Work instructions: Quote the records that follow in full and exactly; leave out the pictures.

Entries taken from a collection:
★ ★ ★ ★ ★

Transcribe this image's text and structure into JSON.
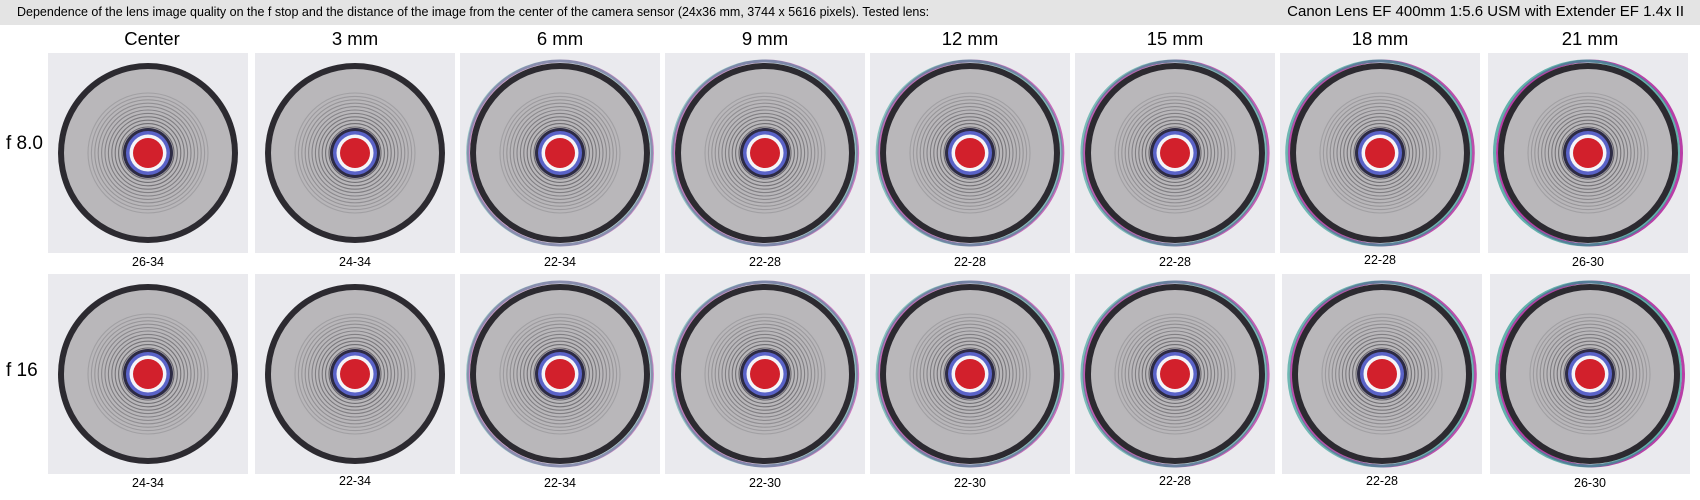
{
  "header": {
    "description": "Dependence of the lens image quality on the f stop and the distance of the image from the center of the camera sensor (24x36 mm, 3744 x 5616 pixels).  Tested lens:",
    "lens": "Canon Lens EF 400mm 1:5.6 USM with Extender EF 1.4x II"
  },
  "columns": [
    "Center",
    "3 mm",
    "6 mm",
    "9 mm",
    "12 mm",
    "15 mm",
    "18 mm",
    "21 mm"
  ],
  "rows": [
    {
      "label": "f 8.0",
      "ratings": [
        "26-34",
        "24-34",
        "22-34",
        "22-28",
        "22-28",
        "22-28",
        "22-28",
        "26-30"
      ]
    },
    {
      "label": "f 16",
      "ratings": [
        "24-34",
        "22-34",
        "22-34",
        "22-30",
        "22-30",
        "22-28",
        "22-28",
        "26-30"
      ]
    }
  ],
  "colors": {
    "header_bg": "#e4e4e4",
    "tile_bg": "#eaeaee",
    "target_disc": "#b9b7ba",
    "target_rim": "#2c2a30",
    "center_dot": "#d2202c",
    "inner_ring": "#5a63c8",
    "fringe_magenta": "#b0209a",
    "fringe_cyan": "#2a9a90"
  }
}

★ ★ ★ ★ ★

Expected output:
Transcribe this image's text and structure into JSON.
{
  "header": {
    "description": "Dependence of the lens image quality on the f stop and the distance of the image from the center of the camera sensor (24x36 mm, 3744 x 5616 pixels).  Tested lens:",
    "lens": "Canon Lens EF 400mm 1:5.6 USM with Extender EF 1.4x II"
  },
  "columns": [
    "Center",
    "3 mm",
    "6 mm",
    "9 mm",
    "12 mm",
    "15 mm",
    "18 mm",
    "21 mm"
  ],
  "rows": [
    {
      "label": "f 8.0",
      "ratings": [
        "26-34",
        "24-34",
        "22-34",
        "22-28",
        "22-28",
        "22-28",
        "22-28",
        "26-30"
      ]
    },
    {
      "label": "f 16",
      "ratings": [
        "24-34",
        "22-34",
        "22-34",
        "22-30",
        "22-30",
        "22-28",
        "22-28",
        "26-30"
      ]
    }
  ],
  "colors": {
    "header_bg": "#e4e4e4",
    "tile_bg": "#eaeaee",
    "target_disc": "#b9b7ba",
    "target_rim": "#2c2a30",
    "center_dot": "#d2202c",
    "inner_ring": "#5a63c8",
    "fringe_magenta": "#b0209a",
    "fringe_cyan": "#2a9a90"
  }
}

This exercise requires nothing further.